------ Items ------

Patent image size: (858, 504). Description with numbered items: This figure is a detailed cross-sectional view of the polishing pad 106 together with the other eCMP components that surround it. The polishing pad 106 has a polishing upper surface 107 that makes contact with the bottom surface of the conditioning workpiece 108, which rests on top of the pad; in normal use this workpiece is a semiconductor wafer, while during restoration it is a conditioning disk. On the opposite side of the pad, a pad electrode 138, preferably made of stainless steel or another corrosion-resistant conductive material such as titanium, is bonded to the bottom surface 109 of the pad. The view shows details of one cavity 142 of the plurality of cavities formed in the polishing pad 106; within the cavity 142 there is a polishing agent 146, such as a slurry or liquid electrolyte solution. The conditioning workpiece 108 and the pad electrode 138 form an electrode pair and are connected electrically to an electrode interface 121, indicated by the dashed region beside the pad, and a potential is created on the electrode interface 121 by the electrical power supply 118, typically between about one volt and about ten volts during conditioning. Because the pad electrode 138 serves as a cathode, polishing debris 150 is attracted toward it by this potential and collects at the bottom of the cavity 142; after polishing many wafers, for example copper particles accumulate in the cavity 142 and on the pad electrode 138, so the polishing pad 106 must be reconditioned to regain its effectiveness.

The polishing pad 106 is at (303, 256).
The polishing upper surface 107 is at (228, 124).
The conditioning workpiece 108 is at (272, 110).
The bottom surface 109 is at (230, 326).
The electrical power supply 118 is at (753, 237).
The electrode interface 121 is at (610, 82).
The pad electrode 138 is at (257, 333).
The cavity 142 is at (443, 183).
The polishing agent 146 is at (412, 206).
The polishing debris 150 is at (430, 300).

------

» Required task
Please rewrite the lines above as a numbered list, omitting any blank lines.

» Correct output
1. Patent image size: (858, 504). Description with numbered items: This figure is a detailed cross-sectional view of the polishing pad 106 together with the other eCMP components that surround it. The polishing pad 106 has a polishing upper surface 107 that makes contact with the bottom surface of the conditioning workpiece 108, which rests on top of the pad; in normal use this workpiece is a semiconductor wafer, while during restoration it is a conditioning disk. On the opposite side of the pad, a pad electrode 138, preferably made of stainless steel or another corrosion-resistant conductive material such as titanium, is bonded to the bottom surface 109 of the pad. The view shows details of one cavity 142 of the plurality of cavities formed in the polishing pad 106; within the cavity 142 there is a polishing agent 146, such as a slurry or liquid electrolyte solution. The conditioning workpiece 108 and the pad electrode 138 form an electrode pair and are connected electrically to an electrode interface 121, indicated by the dashed region beside the pad, and a potential is created on the electrode interface 121 by the electrical power supply 118, typically between about one volt and about ten volts during conditioning. Because the pad electrode 138 serves as a cathode, polishing debris 150 is attracted toward it by this potential and collects at the bottom of the cavity 142; after polishing many wafers, for example copper particles accumulate in the cavity 142 and on the pad electrode 138, so the polishing pad 106 must be reconditioned to regain its effectiveness.
2. The polishing pad 106 is at (303, 256).
3. The polishing upper surface 107 is at (228, 124).
4. The conditioning workpiece 108 is at (272, 110).
5. The bottom surface 109 is at (230, 326).
6. The electrical power supply 118 is at (753, 237).
7. The electrode interface 121 is at (610, 82).
8. The pad electrode 138 is at (257, 333).
9. The cavity 142 is at (443, 183).
10. The polishing agent 146 is at (412, 206).
11. The polishing debris 150 is at (430, 300).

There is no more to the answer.